[Stored entries]
● ● ● ● ●

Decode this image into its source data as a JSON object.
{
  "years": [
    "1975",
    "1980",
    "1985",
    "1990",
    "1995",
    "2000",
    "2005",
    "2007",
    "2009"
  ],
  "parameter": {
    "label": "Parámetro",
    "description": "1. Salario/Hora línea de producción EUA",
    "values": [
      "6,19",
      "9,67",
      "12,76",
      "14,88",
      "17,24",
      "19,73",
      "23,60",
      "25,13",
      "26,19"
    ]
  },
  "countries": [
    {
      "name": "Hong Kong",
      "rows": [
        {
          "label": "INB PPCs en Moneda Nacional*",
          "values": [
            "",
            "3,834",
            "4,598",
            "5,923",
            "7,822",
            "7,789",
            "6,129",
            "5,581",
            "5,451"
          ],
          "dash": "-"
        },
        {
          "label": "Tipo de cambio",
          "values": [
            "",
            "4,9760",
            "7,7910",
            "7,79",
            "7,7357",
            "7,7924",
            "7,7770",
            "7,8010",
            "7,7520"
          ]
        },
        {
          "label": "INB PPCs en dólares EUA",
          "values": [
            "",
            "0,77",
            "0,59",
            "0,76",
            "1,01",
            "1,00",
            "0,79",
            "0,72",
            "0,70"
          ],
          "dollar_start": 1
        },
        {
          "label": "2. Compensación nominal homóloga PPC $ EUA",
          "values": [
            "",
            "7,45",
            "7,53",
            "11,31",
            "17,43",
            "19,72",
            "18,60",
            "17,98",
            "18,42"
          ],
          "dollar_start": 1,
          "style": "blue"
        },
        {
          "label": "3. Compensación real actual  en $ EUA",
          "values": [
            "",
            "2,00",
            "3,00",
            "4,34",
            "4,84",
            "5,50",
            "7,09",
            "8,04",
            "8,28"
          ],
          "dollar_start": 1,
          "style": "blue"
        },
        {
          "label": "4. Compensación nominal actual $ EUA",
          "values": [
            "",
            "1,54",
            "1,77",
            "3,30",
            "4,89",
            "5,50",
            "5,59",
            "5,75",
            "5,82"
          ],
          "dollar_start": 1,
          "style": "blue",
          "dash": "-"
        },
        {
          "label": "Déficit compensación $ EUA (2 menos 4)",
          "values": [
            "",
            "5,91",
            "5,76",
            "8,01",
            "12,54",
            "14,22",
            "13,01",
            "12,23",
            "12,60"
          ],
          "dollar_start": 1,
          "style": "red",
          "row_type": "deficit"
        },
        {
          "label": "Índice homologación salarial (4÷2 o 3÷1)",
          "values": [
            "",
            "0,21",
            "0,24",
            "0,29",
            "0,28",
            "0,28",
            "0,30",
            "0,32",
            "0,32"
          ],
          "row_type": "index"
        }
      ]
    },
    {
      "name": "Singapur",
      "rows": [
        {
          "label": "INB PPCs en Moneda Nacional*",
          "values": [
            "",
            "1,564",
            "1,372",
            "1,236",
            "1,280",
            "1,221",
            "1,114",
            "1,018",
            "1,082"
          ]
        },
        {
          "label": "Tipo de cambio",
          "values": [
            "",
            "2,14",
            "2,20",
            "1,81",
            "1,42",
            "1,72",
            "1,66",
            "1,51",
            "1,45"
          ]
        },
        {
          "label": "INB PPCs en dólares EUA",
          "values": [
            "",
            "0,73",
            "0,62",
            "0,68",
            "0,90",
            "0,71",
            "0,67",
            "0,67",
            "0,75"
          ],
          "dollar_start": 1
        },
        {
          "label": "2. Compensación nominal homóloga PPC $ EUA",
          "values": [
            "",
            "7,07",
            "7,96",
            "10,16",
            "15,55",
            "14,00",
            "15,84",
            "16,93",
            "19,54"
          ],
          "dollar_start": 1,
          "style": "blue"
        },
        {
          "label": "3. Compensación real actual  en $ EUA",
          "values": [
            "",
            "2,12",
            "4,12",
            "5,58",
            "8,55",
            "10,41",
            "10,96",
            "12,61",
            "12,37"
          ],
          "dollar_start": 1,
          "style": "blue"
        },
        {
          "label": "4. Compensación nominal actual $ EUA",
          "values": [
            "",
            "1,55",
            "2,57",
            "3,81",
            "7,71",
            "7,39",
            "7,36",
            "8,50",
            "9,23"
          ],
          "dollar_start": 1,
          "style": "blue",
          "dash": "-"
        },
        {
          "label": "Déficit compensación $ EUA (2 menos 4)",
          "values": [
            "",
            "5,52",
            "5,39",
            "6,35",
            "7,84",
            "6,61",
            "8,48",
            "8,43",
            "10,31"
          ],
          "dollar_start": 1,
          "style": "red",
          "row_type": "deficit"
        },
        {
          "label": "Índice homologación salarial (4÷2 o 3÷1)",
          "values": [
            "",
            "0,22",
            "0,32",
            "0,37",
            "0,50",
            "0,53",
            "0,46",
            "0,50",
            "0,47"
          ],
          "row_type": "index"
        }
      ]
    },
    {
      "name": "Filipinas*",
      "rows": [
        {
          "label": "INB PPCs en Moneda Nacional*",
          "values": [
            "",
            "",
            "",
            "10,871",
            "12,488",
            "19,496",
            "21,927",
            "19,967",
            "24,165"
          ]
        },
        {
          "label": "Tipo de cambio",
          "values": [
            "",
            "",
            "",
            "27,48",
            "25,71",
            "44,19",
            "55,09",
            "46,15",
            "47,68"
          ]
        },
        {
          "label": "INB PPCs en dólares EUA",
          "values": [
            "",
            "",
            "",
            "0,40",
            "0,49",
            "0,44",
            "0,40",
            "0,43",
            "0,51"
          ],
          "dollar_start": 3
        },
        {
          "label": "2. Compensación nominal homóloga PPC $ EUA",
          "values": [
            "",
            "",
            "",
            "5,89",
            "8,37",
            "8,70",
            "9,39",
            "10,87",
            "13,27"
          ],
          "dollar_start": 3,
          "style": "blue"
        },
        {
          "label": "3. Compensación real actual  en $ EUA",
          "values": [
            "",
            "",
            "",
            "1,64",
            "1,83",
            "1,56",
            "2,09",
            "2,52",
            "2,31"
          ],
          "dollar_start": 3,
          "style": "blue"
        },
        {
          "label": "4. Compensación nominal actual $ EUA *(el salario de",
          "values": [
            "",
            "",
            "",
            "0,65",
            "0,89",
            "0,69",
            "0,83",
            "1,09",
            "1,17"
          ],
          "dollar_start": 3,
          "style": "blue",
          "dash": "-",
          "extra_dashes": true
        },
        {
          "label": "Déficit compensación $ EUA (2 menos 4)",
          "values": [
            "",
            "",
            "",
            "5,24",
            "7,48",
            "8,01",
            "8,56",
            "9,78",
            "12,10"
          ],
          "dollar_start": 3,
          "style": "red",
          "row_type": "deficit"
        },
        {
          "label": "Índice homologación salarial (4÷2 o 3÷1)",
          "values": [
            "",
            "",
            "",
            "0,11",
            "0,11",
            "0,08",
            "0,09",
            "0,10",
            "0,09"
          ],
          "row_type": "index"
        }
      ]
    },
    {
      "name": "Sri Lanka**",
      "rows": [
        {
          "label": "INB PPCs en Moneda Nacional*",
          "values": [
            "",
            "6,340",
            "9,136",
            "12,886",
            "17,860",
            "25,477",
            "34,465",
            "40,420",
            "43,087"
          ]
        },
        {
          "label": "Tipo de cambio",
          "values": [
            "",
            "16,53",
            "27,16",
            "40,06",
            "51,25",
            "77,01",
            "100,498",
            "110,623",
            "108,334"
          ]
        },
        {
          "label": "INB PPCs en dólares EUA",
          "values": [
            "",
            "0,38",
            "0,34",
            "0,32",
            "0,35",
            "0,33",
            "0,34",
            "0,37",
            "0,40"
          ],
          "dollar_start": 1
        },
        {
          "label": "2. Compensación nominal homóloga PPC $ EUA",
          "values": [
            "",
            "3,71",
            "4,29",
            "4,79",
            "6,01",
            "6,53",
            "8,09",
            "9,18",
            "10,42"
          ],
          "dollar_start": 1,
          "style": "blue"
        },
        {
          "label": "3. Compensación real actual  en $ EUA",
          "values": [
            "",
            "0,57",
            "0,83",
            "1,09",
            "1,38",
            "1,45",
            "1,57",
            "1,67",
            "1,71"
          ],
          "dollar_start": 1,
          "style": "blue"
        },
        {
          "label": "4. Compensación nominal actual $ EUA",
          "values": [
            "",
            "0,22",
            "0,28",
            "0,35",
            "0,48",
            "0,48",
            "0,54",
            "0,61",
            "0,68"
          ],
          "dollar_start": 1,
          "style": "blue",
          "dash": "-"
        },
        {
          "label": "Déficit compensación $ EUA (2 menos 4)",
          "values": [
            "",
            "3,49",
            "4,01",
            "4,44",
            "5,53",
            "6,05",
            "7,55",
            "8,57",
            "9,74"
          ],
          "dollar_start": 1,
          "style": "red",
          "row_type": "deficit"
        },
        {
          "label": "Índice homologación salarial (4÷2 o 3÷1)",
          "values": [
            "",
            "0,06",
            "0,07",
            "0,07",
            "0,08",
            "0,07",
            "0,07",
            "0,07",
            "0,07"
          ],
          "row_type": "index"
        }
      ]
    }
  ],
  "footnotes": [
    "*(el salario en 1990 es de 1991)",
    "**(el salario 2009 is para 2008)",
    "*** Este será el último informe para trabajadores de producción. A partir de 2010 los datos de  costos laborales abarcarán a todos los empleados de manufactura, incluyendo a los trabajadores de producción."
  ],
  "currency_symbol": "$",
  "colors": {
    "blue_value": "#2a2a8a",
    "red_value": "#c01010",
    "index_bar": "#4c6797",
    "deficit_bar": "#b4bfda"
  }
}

● ● ● ● ●

### REQUIREMENT
Above are entries; state the number of lines among them that contain "name", and nothing else.

### CORRECT RESULT
4